Source extract:
■ ■ ■
So I m afraid `configure project` can t shouldn t be bypasse Kedro #beginners-need-help

So I'm afraid `configure_project` can't/shouldn't ...

Lorena

08/20/2021, 9:11 AM

So I'm afraid

configure_project

can't/shouldn't be bypassed as that's where settings and pipelines are (lazily) configured, in order to a) be able to import them anywhere in a project, and b) use them in the framework code. If you really really need the parameters, I suggest recreating the configloader logic of fetching the parameters in a helper function that you can call in the node. But generally dynamically generated pipelines are to be avoided if you can, I'm curious what your use case is maybe there's an alternative?

WolVez

08/20/2021, 2:16 PM

@User , Thanks for your reply. We have created models for about 50 our of product catagories. We don't have the time or man power to stand-up / monitor each of these. Thus, we created several different nodes to manage training, analysis, and production of these 50 models. Thus, we really only create the list in catalog/the params to manage all 50 pipelines. I created a ConfigLoader in a very similar manner to the KedroContext method (see below). However, for some reason, when utilizing this method, it is extreeeemely slow if the

get_current_session()
■ ■ ■
Dataset records:
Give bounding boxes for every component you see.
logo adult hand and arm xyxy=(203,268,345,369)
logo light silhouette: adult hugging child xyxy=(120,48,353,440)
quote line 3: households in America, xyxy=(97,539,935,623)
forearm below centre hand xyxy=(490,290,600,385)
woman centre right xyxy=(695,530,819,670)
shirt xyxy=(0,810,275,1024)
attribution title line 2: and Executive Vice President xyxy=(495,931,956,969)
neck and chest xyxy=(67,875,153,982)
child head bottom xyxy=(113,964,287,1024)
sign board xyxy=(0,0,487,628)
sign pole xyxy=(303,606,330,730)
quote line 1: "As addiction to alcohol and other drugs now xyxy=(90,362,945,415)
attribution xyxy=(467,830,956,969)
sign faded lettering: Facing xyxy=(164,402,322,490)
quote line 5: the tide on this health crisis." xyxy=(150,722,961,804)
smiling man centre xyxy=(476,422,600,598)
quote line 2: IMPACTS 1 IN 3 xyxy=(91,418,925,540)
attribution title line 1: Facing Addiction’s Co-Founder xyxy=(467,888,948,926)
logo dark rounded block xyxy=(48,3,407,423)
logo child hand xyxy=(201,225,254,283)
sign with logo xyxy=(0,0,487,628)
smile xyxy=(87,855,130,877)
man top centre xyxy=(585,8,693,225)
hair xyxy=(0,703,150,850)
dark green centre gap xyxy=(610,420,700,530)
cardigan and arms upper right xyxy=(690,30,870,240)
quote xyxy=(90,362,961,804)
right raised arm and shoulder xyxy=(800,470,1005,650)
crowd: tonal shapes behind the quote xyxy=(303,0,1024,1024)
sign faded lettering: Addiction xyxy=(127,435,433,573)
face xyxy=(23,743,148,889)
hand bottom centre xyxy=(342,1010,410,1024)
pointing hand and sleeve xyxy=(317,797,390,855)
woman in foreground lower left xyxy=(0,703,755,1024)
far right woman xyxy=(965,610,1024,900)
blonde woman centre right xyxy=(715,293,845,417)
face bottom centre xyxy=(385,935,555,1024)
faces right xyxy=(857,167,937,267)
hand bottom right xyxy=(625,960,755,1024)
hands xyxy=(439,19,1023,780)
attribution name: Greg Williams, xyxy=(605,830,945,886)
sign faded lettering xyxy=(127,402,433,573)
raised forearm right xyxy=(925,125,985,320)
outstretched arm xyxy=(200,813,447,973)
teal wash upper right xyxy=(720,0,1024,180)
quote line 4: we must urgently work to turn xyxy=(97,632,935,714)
■ ■ ■
Instruction 1: In the Kedro thread, for about how many product categories does WolVez say models were created?
Instruction 2: Transcribe the stretch of the Kedro thread from "08/20/2021, 2:16 PM" through "get_current_session()".

Task result 1: About 50.

Task result 2:
08/20/2021, 2:16 PM

@User , Thanks for your reply. We have created models for about 50 our of product catagories. We don't have the time or man power to stand-up / monitor each of these. Thus, we created several different nodes to manage training, analysis, and production of these 50 models. Thus, we really only create the list in catalog/the params to manage all 50 pipelines. I created a ConfigLoader in a very similar manner to the KedroContext method (see below). However, for some reason, when utilizing this method, it is extreeeemely slow if the

get_current_session()